»»
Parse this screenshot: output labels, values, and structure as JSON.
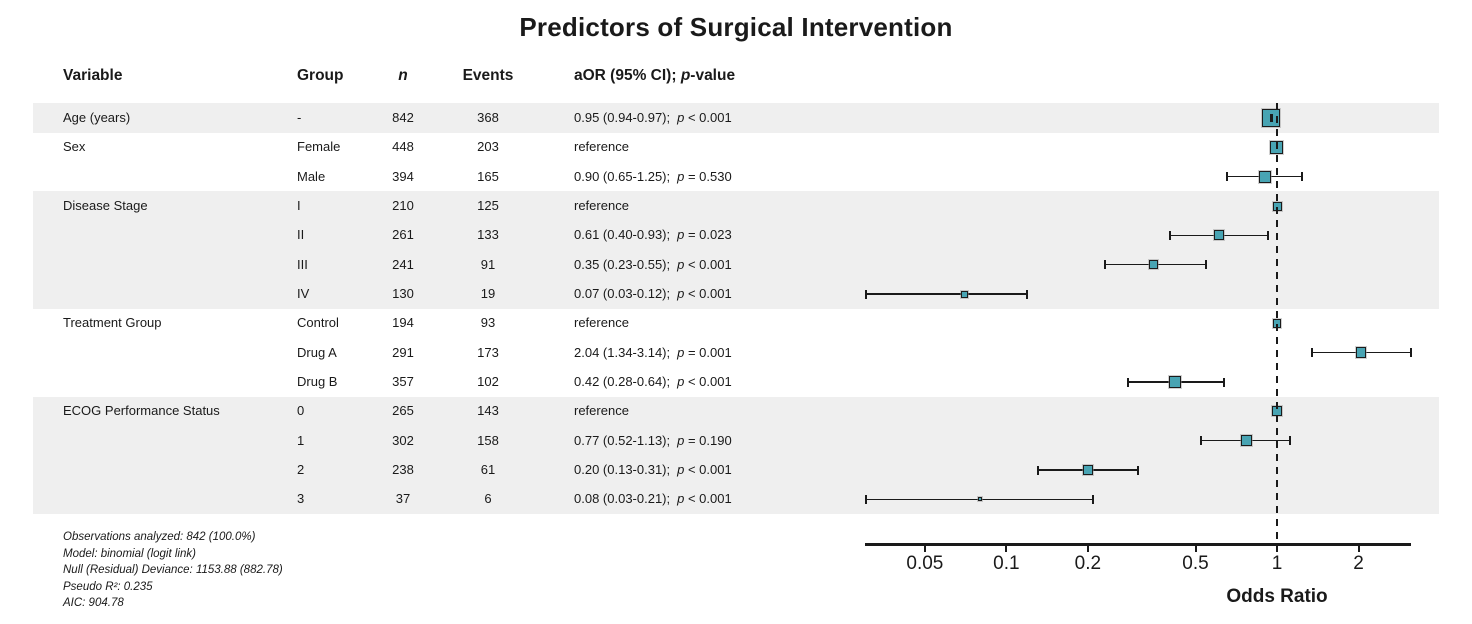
{
  "chart_data": {
    "type": "forest",
    "title": "Predictors of Surgical Intervention",
    "columns": {
      "variable": "Variable",
      "group": "Group",
      "n": "n",
      "events": "Events",
      "aor_pre": "aOR (95% CI); ",
      "aor_p_italic": "p",
      "aor_post": "-value"
    },
    "xlabel": "Odds Ratio",
    "xscale": "log10",
    "xticks": [
      0.05,
      0.1,
      0.2,
      0.5,
      1,
      2
    ],
    "xtick_labels": [
      "0.05",
      "0.1",
      "0.2",
      "0.5",
      "1",
      "2"
    ],
    "xlim": [
      0.028,
      3.3
    ],
    "ref_line": 1,
    "rows": [
      {
        "variable": "Age (years)",
        "group": "-",
        "n": 842,
        "events": 368,
        "ci_text": "0.95 (0.94-0.97)",
        "p_text": "p < 0.001",
        "est": 0.95,
        "lo": 0.94,
        "hi": 0.97
      },
      {
        "variable": "Sex",
        "group": "Female",
        "n": 448,
        "events": 203,
        "ci_text": "reference",
        "p_text": "",
        "est": 1,
        "lo": null,
        "hi": null
      },
      {
        "variable": "",
        "group": "Male",
        "n": 394,
        "events": 165,
        "ci_text": "0.90 (0.65-1.25)",
        "p_text": "p = 0.530",
        "est": 0.9,
        "lo": 0.65,
        "hi": 1.25
      },
      {
        "variable": "Disease Stage",
        "group": "I",
        "n": 210,
        "events": 125,
        "ci_text": "reference",
        "p_text": "",
        "est": 1,
        "lo": null,
        "hi": null
      },
      {
        "variable": "",
        "group": "II",
        "n": 261,
        "events": 133,
        "ci_text": "0.61 (0.40-0.93)",
        "p_text": "p = 0.023",
        "est": 0.61,
        "lo": 0.4,
        "hi": 0.93
      },
      {
        "variable": "",
        "group": "III",
        "n": 241,
        "events": 91,
        "ci_text": "0.35 (0.23-0.55)",
        "p_text": "p < 0.001",
        "est": 0.35,
        "lo": 0.23,
        "hi": 0.55
      },
      {
        "variable": "",
        "group": "IV",
        "n": 130,
        "events": 19,
        "ci_text": "0.07 (0.03-0.12)",
        "p_text": "p < 0.001",
        "est": 0.07,
        "lo": 0.03,
        "hi": 0.12
      },
      {
        "variable": "Treatment Group",
        "group": "Control",
        "n": 194,
        "events": 93,
        "ci_text": "reference",
        "p_text": "",
        "est": 1,
        "lo": null,
        "hi": null
      },
      {
        "variable": "",
        "group": "Drug A",
        "n": 291,
        "events": 173,
        "ci_text": "2.04 (1.34-3.14)",
        "p_text": "p = 0.001",
        "est": 2.04,
        "lo": 1.34,
        "hi": 3.14
      },
      {
        "variable": "",
        "group": "Drug B",
        "n": 357,
        "events": 102,
        "ci_text": "0.42 (0.28-0.64)",
        "p_text": "p < 0.001",
        "est": 0.42,
        "lo": 0.28,
        "hi": 0.64
      },
      {
        "variable": "ECOG Performance Status",
        "group": "0",
        "n": 265,
        "events": 143,
        "ci_text": "reference",
        "p_text": "",
        "est": 1,
        "lo": null,
        "hi": null
      },
      {
        "variable": "",
        "group": "1",
        "n": 302,
        "events": 158,
        "ci_text": "0.77 (0.52-1.13)",
        "p_text": "p = 0.190",
        "est": 0.77,
        "lo": 0.52,
        "hi": 1.13
      },
      {
        "variable": "",
        "group": "2",
        "n": 238,
        "events": 61,
        "ci_text": "0.20 (0.13-0.31)",
        "p_text": "p < 0.001",
        "est": 0.2,
        "lo": 0.13,
        "hi": 0.31
      },
      {
        "variable": "",
        "group": "3",
        "n": 37,
        "events": 6,
        "ci_text": "0.08 (0.03-0.21)",
        "p_text": "p < 0.001",
        "est": 0.08,
        "lo": 0.03,
        "hi": 0.21
      }
    ],
    "shaded_groups": [
      {
        "first_row": 0,
        "n_rows": 1
      },
      {
        "first_row": 3,
        "n_rows": 4
      },
      {
        "first_row": 10,
        "n_rows": 4
      }
    ],
    "footnotes": [
      "Observations analyzed: 842 (100.0%)",
      "Model: binomial (logit link)",
      "Null (Residual) Deviance: 1153.88 (882.78)",
      "Pseudo R²: 0.235",
      "AIC: 904.78"
    ],
    "colors": {
      "marker_fill": "#48a4b3",
      "marker_border": "#1b1b1b",
      "band": "#efefef",
      "line": "#1a1a1a"
    },
    "legend": "none",
    "grid": "off"
  }
}
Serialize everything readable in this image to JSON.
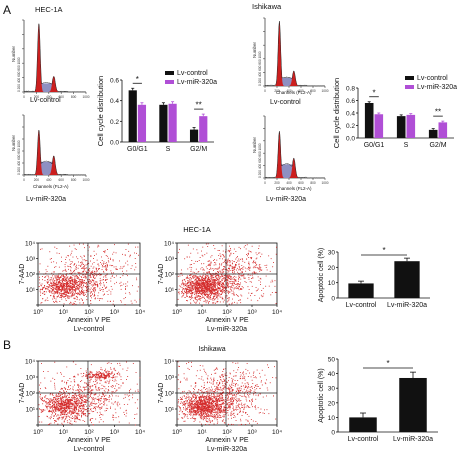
««
Task to complete:
Retype the whole listing exactly and leave the pictures out.

Result for this task:
Parse this screenshot: output labels, values, and structure as JSON.
{
  "chart_data": {
    "type": "forest",
    "title": "Predictors of Surgical Intervention",
    "columns": {
      "variable": "Variable",
      "group": "Group",
      "n": "n",
      "events": "Events",
      "aor_pre": "aOR (95% CI); ",
      "aor_p_italic": "p",
      "aor_post": "-value"
    },
    "xlabel": "Odds Ratio",
    "xscale": "log10",
    "xticks": [
      0.05,
      0.1,
      0.2,
      0.5,
      1,
      2
    ],
    "xtick_labels": [
      "0.05",
      "0.1",
      "0.2",
      "0.5",
      "1",
      "2"
    ],
    "xlim": [
      0.028,
      3.3
    ],
    "ref_line": 1,
    "rows": [
      {
        "variable": "Age (years)",
        "group": "-",
        "n": 842,
        "events": 368,
        "ci_text": "0.95 (0.94-0.97)",
        "p_text": "p < 0.001",
        "est": 0.95,
        "lo": 0.94,
        "hi": 0.97
      },
      {
        "variable": "Sex",
        "group": "Female",
        "n": 448,
        "events": 203,
        "ci_text": "reference",
        "p_text": "",
        "est": 1,
        "lo": null,
        "hi": null
      },
      {
        "variable": "",
        "group": "Male",
        "n": 394,
        "events": 165,
        "ci_text": "0.90 (0.65-1.25)",
        "p_text": "p = 0.530",
        "est": 0.9,
        "lo": 0.65,
        "hi": 1.25
      },
      {
        "variable": "Disease Stage",
        "group": "I",
        "n": 210,
        "events": 125,
        "ci_text": "reference",
        "p_text": "",
        "est": 1,
        "lo": null,
        "hi": null
      },
      {
        "variable": "",
        "group": "II",
        "n": 261,
        "events": 133,
        "ci_text": "0.61 (0.40-0.93)",
        "p_text": "p = 0.023",
        "est": 0.61,
        "lo": 0.4,
        "hi": 0.93
      },
      {
        "variable": "",
        "group": "III",
        "n": 241,
        "events": 91,
        "ci_text": "0.35 (0.23-0.55)",
        "p_text": "p < 0.001",
        "est": 0.35,
        "lo": 0.23,
        "hi": 0.55
      },
      {
        "variable": "",
        "group": "IV",
        "n": 130,
        "events": 19,
        "ci_text": "0.07 (0.03-0.12)",
        "p_text": "p < 0.001",
        "est": 0.07,
        "lo": 0.03,
        "hi": 0.12
      },
      {
        "variable": "Treatment Group",
        "group": "Control",
        "n": 194,
        "events": 93,
        "ci_text": "reference",
        "p_text": "",
        "est": 1,
        "lo": null,
        "hi": null
      },
      {
        "variable": "",
        "group": "Drug A",
        "n": 291,
        "events": 173,
        "ci_text": "2.04 (1.34-3.14)",
        "p_text": "p = 0.001",
        "est": 2.04,
        "lo": 1.34,
        "hi": 3.14
      },
      {
        "variable": "",
        "group": "Drug B",
        "n": 357,
        "events": 102,
        "ci_text": "0.42 (0.28-0.64)",
        "p_text": "p < 0.001",
        "est": 0.42,
        "lo": 0.28,
        "hi": 0.64
      },
      {
        "variable": "ECOG Performance Status",
        "group": "0",
        "n": 265,
        "events": 143,
        "ci_text": "reference",
        "p_text": "",
        "est": 1,
        "lo": null,
        "hi": null
      },
      {
        "variable": "",
        "group": "1",
        "n": 302,
        "events": 158,
        "ci_text": "0.77 (0.52-1.13)",
        "p_text": "p = 0.190",
        "est": 0.77,
        "lo": 0.52,
        "hi": 1.13
      },
      {
        "variable": "",
        "group": "2",
        "n": 238,
        "events": 61,
        "ci_text": "0.20 (0.13-0.31)",
        "p_text": "p < 0.001",
        "est": 0.2,
        "lo": 0.13,
        "hi": 0.31
      },
      {
        "variable": "",
        "group": "3",
        "n": 37,
        "events": 6,
        "ci_text": "0.08 (0.03-0.21)",
        "p_text": "p < 0.001",
        "est": 0.08,
        "lo": 0.03,
        "hi": 0.21
      }
    ],
    "shaded_groups": [
      {
        "first_row": 0,
        "n_rows": 1
      },
      {
        "first_row": 3,
        "n_rows": 4
      },
      {
        "first_row": 10,
        "n_rows": 4
      }
    ],
    "footnotes": [
      "Observations analyzed: 842 (100.0%)",
      "Model: binomial (logit link)",
      "Null (Residual) Deviance: 1153.88 (882.78)",
      "Pseudo R²: 0.235",
      "AIC: 904.78"
    ],
    "colors": {
      "marker_fill": "#48a4b3",
      "marker_border": "#1b1b1b",
      "band": "#efefef",
      "line": "#1a1a1a"
    },
    "legend": "none",
    "grid": "off"
  }
}
Serialize everything readable in this image to JSON.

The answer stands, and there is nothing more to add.